■ **DESCRIPTION OF THE TASK**
Quote every line of the data below as it stands, omitting pictures.

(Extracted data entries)

_ _ _

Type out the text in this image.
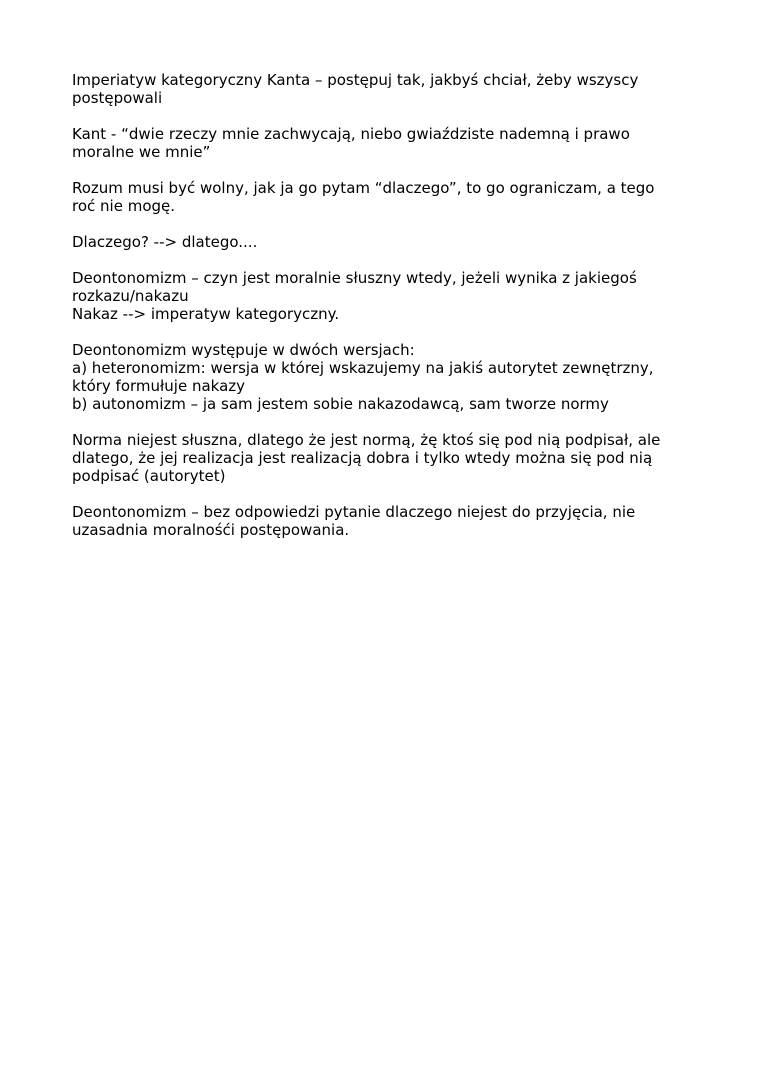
Imperiatyw kategoryczny Kanta – postępuj tak, jakbyś chciał, żeby wszyscy
postępowali

Kant - “dwie rzeczy mnie zachwycają, niebo gwiaździste nademną i prawo
moralne we mnie”

Rozum musi być wolny, jak ja go pytam “dlaczego”, to go ograniczam, a tego
roć nie mogę.

Dlaczego? --> dlatego....

Deontonomizm – czyn jest moralnie słuszny wtedy, jeżeli wynika z jakiegoś
rozkazu/nakazu
Nakaz --> imperatyw kategoryczny.

Deontonomizm występuje w dwóch wersjach:
a) heteronomizm: wersja w której wskazujemy na jakiś autorytet zewnętrzny,
który formułuje nakazy
b) autonomizm – ja sam jestem sobie nakazodawcą, sam tworze normy

Norma niejest słuszna, dlatego że jest normą, żę ktoś się pod nią podpisał, ale
dlatego, że jej realizacja jest realizacją dobra i tylko wtedy można się pod nią
podpisać (autorytet)

Deontonomizm – bez odpowiedzi pytanie dlaczego niejest do przyjęcia, nie
uzasadnia moralnośći postępowania.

_ _ _

■ **WRITTEN ANSWER**
Type out the text in this image.
Imperiatyw kategoryczny Kanta – postępuj tak, jakbyś chciał, żeby wszyscy
postępowali

Kant - “dwie rzeczy mnie zachwycają, niebo gwiaździste nademną i prawo
moralne we mnie”

Rozum musi być wolny, jak ja go pytam “dlaczego”, to go ograniczam, a tego
roć nie mogę.

Dlaczego? --> dlatego....

Deontonomizm – czyn jest moralnie słuszny wtedy, jeżeli wynika z jakiegoś
rozkazu/nakazu
Nakaz --> imperatyw kategoryczny.

Deontonomizm występuje w dwóch wersjach:
a) heteronomizm: wersja w której wskazujemy na jakiś autorytet zewnętrzny,
który formułuje nakazy
b) autonomizm – ja sam jestem sobie nakazodawcą, sam tworze normy

Norma niejest słuszna, dlatego że jest normą, żę ktoś się pod nią podpisał, ale
dlatego, że jej realizacja jest realizacją dobra i tylko wtedy można się pod nią
podpisać (autorytet)

Deontonomizm – bez odpowiedzi pytanie dlaczego niejest do przyjęcia, nie
uzasadnia moralnośći postępowania.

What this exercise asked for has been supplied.